— START OF Items —

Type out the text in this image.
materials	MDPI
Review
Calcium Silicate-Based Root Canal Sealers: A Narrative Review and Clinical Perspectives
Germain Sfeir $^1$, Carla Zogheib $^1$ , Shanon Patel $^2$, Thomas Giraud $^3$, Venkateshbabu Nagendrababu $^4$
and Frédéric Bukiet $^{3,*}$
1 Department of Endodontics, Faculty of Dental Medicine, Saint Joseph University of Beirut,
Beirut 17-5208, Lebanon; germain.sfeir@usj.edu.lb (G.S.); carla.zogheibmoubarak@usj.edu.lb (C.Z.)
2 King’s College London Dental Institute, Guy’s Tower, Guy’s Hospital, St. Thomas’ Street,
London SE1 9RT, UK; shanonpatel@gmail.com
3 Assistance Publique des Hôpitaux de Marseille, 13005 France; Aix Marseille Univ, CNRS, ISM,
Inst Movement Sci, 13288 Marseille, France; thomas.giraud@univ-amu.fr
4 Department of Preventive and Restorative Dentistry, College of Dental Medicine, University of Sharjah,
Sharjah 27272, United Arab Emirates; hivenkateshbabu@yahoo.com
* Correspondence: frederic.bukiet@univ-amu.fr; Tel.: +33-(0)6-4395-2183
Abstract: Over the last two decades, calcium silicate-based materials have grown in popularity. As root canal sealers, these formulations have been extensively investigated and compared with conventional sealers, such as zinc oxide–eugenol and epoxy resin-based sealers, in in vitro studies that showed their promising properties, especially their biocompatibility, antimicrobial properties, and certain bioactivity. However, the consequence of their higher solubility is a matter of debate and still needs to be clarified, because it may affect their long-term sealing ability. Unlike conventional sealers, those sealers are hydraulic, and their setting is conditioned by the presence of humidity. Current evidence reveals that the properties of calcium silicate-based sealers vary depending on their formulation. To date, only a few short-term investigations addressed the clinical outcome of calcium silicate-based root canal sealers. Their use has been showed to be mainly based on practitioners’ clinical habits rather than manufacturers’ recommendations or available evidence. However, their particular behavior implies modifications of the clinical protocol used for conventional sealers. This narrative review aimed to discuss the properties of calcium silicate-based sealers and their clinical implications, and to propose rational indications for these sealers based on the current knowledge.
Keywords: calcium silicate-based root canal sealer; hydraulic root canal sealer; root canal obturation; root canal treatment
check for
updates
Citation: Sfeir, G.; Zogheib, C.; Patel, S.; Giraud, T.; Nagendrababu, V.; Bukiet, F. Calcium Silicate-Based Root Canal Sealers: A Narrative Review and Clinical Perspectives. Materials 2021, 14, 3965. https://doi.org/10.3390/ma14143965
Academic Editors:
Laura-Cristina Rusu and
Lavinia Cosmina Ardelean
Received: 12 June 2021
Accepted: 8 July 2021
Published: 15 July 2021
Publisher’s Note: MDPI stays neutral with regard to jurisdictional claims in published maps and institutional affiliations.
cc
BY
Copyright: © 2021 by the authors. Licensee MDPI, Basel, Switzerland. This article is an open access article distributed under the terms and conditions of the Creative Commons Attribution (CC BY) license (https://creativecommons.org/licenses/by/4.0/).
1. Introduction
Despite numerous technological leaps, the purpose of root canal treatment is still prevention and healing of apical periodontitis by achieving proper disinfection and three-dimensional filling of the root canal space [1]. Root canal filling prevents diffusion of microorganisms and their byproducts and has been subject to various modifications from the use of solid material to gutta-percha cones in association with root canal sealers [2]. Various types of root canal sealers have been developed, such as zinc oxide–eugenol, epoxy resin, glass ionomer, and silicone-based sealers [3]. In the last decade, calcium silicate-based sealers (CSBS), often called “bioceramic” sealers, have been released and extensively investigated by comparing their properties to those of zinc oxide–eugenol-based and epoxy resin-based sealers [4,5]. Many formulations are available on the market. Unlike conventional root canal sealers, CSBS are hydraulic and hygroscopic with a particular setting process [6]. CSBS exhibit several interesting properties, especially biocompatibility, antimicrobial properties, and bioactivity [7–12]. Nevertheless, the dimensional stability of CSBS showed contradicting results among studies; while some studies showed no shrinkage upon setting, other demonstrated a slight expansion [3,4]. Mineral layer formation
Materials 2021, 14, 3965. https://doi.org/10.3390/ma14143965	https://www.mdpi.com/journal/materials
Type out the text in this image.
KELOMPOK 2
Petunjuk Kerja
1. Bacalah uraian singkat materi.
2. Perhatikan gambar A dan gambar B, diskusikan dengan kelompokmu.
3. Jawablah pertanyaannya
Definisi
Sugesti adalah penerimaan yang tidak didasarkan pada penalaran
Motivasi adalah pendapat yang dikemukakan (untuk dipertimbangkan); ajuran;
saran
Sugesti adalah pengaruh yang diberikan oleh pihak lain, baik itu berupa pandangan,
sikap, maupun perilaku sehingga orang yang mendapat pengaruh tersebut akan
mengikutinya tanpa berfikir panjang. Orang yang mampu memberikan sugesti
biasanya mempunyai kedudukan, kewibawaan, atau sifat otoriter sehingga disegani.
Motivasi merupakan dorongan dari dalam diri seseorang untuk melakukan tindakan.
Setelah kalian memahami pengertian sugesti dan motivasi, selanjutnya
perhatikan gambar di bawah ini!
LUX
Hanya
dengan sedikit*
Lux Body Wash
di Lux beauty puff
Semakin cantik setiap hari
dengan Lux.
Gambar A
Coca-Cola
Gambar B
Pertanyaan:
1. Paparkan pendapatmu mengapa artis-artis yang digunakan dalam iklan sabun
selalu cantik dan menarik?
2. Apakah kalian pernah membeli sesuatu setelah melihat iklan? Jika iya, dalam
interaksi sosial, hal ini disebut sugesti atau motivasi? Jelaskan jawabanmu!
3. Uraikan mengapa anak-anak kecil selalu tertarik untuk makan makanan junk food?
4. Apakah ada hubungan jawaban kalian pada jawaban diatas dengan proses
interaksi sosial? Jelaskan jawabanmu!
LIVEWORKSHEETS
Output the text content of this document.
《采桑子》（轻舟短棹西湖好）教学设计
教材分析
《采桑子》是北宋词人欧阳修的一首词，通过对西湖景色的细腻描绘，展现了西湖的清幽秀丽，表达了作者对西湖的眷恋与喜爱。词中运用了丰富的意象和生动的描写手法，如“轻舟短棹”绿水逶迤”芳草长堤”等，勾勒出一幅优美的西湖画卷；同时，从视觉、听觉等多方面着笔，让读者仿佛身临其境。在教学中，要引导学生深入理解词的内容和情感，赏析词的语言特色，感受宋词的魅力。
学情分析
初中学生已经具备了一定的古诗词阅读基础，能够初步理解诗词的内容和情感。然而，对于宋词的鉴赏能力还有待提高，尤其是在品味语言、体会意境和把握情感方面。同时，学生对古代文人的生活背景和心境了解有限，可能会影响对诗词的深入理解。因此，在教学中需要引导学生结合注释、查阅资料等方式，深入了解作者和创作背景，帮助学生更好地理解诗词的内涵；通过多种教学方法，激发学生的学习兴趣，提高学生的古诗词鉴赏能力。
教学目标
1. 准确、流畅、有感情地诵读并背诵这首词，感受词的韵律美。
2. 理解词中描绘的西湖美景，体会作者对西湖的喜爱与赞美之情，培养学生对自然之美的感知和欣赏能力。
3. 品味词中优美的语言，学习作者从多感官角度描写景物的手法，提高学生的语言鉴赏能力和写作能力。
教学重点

— END OF Items —

▸ **What the task asks**: Copy out every line where the word "Medicine" occurs.

▸ **Written solution**:
1 Department of Endodontics, Faculty of Dental Medicine, Saint Joseph University of Beirut,
4 Department of Preventive and Restorative Dentistry, College of Dental Medicine, University of Sharjah,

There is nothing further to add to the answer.